What to work on >> Each entry must be reproduced precisely as it stands.

Data listing >>
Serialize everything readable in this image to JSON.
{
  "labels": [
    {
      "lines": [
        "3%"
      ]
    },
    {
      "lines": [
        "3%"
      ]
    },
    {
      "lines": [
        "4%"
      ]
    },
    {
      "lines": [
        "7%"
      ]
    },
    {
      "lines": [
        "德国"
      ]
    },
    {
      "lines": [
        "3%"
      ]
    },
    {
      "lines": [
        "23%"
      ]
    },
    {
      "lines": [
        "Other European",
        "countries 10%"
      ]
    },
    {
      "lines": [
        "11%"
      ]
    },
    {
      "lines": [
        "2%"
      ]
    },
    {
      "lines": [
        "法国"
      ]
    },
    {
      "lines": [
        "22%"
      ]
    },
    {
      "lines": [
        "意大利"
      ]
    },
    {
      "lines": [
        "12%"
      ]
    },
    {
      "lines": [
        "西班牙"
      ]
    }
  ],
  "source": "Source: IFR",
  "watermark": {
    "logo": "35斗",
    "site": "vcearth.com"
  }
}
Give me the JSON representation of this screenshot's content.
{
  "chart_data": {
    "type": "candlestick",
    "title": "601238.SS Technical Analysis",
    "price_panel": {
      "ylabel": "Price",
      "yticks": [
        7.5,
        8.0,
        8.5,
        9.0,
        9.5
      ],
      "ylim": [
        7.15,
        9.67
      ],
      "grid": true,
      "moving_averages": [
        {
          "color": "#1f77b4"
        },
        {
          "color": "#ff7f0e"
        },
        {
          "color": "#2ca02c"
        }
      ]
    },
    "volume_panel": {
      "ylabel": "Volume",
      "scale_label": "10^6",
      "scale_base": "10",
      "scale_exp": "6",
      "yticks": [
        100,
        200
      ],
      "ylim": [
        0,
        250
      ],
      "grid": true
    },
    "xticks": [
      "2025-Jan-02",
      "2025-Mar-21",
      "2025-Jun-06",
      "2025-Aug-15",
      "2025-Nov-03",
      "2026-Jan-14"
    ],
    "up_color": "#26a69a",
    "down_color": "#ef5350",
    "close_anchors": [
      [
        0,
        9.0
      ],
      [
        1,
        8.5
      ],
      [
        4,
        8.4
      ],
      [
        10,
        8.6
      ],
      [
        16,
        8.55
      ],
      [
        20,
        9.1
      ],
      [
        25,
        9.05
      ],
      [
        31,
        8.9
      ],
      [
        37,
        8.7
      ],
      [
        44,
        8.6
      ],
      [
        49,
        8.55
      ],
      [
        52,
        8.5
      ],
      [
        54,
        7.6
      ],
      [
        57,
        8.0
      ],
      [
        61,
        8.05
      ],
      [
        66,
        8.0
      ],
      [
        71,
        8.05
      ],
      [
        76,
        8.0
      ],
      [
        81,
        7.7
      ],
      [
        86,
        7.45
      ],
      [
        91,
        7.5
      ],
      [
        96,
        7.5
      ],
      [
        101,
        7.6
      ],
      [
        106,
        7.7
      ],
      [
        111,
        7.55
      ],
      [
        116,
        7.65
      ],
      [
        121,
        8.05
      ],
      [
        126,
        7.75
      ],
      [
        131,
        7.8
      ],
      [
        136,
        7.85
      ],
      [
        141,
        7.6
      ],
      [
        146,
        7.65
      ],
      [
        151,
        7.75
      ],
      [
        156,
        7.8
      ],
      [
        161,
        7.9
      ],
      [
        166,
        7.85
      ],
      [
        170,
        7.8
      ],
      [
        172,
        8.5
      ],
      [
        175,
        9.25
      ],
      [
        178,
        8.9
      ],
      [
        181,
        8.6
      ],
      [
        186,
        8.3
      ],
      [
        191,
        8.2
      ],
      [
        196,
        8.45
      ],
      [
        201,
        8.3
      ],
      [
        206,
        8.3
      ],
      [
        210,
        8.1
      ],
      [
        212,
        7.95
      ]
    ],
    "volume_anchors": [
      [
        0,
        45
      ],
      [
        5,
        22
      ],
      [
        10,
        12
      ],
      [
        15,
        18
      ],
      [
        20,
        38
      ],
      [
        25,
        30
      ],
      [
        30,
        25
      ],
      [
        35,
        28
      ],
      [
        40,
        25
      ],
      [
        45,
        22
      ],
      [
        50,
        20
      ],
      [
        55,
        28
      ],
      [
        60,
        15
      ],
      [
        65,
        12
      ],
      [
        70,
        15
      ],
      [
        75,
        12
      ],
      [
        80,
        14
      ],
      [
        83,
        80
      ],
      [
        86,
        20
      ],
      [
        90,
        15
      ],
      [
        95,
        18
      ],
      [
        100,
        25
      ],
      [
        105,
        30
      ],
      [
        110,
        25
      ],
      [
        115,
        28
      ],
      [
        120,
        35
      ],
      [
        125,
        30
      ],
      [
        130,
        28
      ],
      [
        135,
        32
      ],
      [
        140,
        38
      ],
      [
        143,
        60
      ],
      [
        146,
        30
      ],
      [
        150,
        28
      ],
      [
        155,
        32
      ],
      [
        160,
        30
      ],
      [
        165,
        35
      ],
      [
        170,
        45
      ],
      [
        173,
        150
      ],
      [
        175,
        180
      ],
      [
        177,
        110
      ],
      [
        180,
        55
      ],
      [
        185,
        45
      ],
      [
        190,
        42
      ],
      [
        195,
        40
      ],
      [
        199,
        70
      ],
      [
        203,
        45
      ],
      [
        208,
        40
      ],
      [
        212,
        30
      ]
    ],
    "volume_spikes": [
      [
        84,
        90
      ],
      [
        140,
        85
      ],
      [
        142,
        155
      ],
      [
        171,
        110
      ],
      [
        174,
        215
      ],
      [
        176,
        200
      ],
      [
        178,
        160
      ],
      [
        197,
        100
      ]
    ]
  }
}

Solution to the problem >>
Serialize everything readable in this image to JSON.
{
  "labels": [
    {
      "lines": [
        "3%"
      ]
    },
    {
      "lines": [
        "3%"
      ]
    },
    {
      "lines": [
        "4%"
      ]
    },
    {
      "lines": [
        "7%"
      ]
    },
    {
      "lines": [
        "德国"
      ]
    },
    {
      "lines": [
        "3%"
      ]
    },
    {
      "lines": [
        "23%"
      ]
    },
    {
      "lines": [
        "Other European",
        "countries 10%"
      ]
    },
    {
      "lines": [
        "11%"
      ]
    },
    {
      "lines": [
        "2%"
      ]
    },
    {
      "lines": [
        "法国"
      ]
    },
    {
      "lines": [
        "22%"
      ]
    },
    {
      "lines": [
        "意大利"
      ]
    },
    {
      "lines": [
        "12%"
      ]
    },
    {
      "lines": [
        "西班牙"
      ]
    }
  ],
  "source": "Source: IFR",
  "watermark": {
    "logo": "35斗",
    "site": "vcearth.com"
  }
}
Give me the JSON representation of this screenshot's content.
{
  "chart_data": {
    "type": "candlestick",
    "title": "601238.SS Technical Analysis",
    "price_panel": {
      "ylabel": "Price",
      "yticks": [
        7.5,
        8.0,
        8.5,
        9.0,
        9.5
      ],
      "ylim": [
        7.15,
        9.67
      ],
      "grid": true,
      "moving_averages": [
        {
          "color": "#1f77b4"
        },
        {
          "color": "#ff7f0e"
        },
        {
          "color": "#2ca02c"
        }
      ]
    },
    "volume_panel": {
      "ylabel": "Volume",
      "scale_label": "10^6",
      "scale_base": "10",
      "scale_exp": "6",
      "yticks": [
        100,
        200
      ],
      "ylim": [
        0,
        250
      ],
      "grid": true
    },
    "xticks": [
      "2025-Jan-02",
      "2025-Mar-21",
      "2025-Jun-06",
      "2025-Aug-15",
      "2025-Nov-03",
      "2026-Jan-14"
    ],
    "up_color": "#26a69a",
    "down_color": "#ef5350",
    "close_anchors": [
      [
        0,
        9.0
      ],
      [
        1,
        8.5
      ],
      [
        4,
        8.4
      ],
      [
        10,
        8.6
      ],
      [
        16,
        8.55
      ],
      [
        20,
        9.1
      ],
      [
        25,
        9.05
      ],
      [
        31,
        8.9
      ],
      [
        37,
        8.7
      ],
      [
        44,
        8.6
      ],
      [
        49,
        8.55
      ],
      [
        52,
        8.5
      ],
      [
        54,
        7.6
      ],
      [
        57,
        8.0
      ],
      [
        61,
        8.05
      ],
      [
        66,
        8.0
      ],
      [
        71,
        8.05
      ],
      [
        76,
        8.0
      ],
      [
        81,
        7.7
      ],
      [
        86,
        7.45
      ],
      [
        91,
        7.5
      ],
      [
        96,
        7.5
      ],
      [
        101,
        7.6
      ],
      [
        106,
        7.7
      ],
      [
        111,
        7.55
      ],
      [
        116,
        7.65
      ],
      [
        121,
        8.05
      ],
      [
        126,
        7.75
      ],
      [
        131,
        7.8
      ],
      [
        136,
        7.85
      ],
      [
        141,
        7.6
      ],
      [
        146,
        7.65
      ],
      [
        151,
        7.75
      ],
      [
        156,
        7.8
      ],
      [
        161,
        7.9
      ],
      [
        166,
        7.85
      ],
      [
        170,
        7.8
      ],
      [
        172,
        8.5
      ],
      [
        175,
        9.25
      ],
      [
        178,
        8.9
      ],
      [
        181,
        8.6
      ],
      [
        186,
        8.3
      ],
      [
        191,
        8.2
      ],
      [
        196,
        8.45
      ],
      [
        201,
        8.3
      ],
      [
        206,
        8.3
      ],
      [
        210,
        8.1
      ],
      [
        212,
        7.95
      ]
    ],
    "volume_anchors": [
      [
        0,
        45
      ],
      [
        5,
        22
      ],
      [
        10,
        12
      ],
      [
        15,
        18
      ],
      [
        20,
        38
      ],
      [
        25,
        30
      ],
      [
        30,
        25
      ],
      [
        35,
        28
      ],
      [
        40,
        25
      ],
      [
        45,
        22
      ],
      [
        50,
        20
      ],
      [
        55,
        28
      ],
      [
        60,
        15
      ],
      [
        65,
        12
      ],
      [
        70,
        15
      ],
      [
        75,
        12
      ],
      [
        80,
        14
      ],
      [
        83,
        80
      ],
      [
        86,
        20
      ],
      [
        90,
        15
      ],
      [
        95,
        18
      ],
      [
        100,
        25
      ],
      [
        105,
        30
      ],
      [
        110,
        25
      ],
      [
        115,
        28
      ],
      [
        120,
        35
      ],
      [
        125,
        30
      ],
      [
        130,
        28
      ],
      [
        135,
        32
      ],
      [
        140,
        38
      ],
      [
        143,
        60
      ],
      [
        146,
        30
      ],
      [
        150,
        28
      ],
      [
        155,
        32
      ],
      [
        160,
        30
      ],
      [
        165,
        35
      ],
      [
        170,
        45
      ],
      [
        173,
        150
      ],
      [
        175,
        180
      ],
      [
        177,
        110
      ],
      [
        180,
        55
      ],
      [
        185,
        45
      ],
      [
        190,
        42
      ],
      [
        195,
        40
      ],
      [
        199,
        70
      ],
      [
        203,
        45
      ],
      [
        208,
        40
      ],
      [
        212,
        30
      ]
    ],
    "volume_spikes": [
      [
        84,
        90
      ],
      [
        140,
        85
      ],
      [
        142,
        155
      ],
      [
        171,
        110
      ],
      [
        174,
        215
      ],
      [
        176,
        200
      ],
      [
        178,
        160
      ],
      [
        197,
        100
      ]
    ]
  }
}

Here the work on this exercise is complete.